» **TO DO**: In the listing below, pick out lines with "What".

» **DATA FOR THIS EXERCISE**:
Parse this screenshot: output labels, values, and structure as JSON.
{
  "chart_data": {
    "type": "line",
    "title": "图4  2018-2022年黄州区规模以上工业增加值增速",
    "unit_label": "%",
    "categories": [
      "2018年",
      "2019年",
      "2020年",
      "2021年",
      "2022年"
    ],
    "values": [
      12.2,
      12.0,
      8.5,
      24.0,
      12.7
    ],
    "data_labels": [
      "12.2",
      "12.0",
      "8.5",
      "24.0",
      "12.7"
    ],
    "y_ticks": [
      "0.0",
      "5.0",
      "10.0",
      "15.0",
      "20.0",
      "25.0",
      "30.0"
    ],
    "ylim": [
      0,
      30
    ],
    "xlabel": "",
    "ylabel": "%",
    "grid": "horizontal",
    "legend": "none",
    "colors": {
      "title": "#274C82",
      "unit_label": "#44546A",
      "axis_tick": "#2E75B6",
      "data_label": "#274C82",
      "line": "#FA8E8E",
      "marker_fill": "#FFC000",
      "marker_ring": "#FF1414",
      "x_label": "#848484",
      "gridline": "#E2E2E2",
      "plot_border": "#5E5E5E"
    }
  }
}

--

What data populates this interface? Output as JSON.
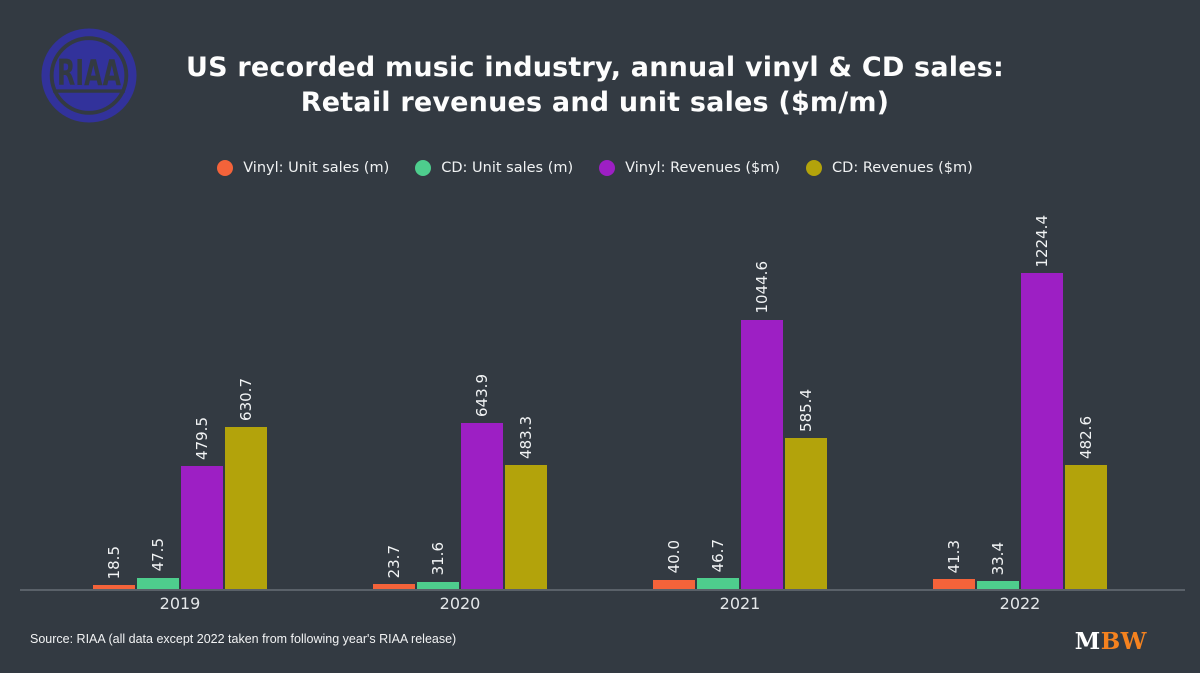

---

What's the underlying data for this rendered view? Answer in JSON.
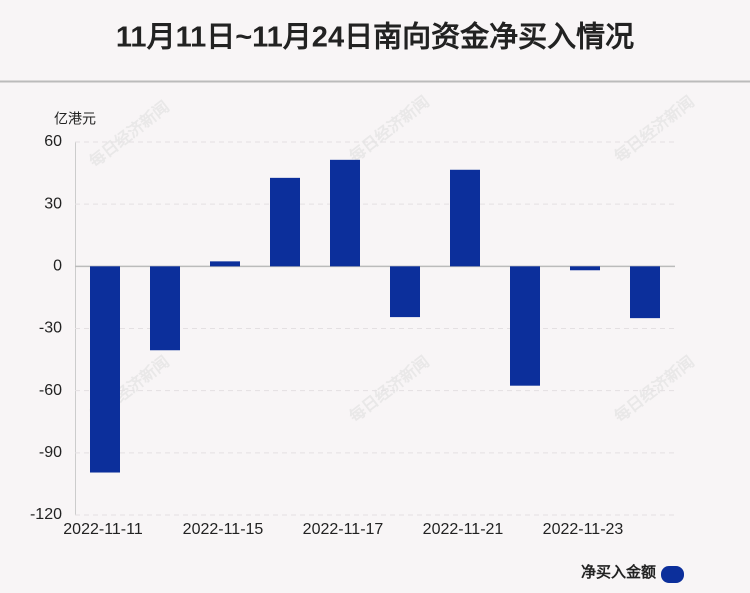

» **COMPLETE OUTPUT**:
What data populates this interface? Output as JSON.
What's the underlying data for this rendered view? Answer in JSON.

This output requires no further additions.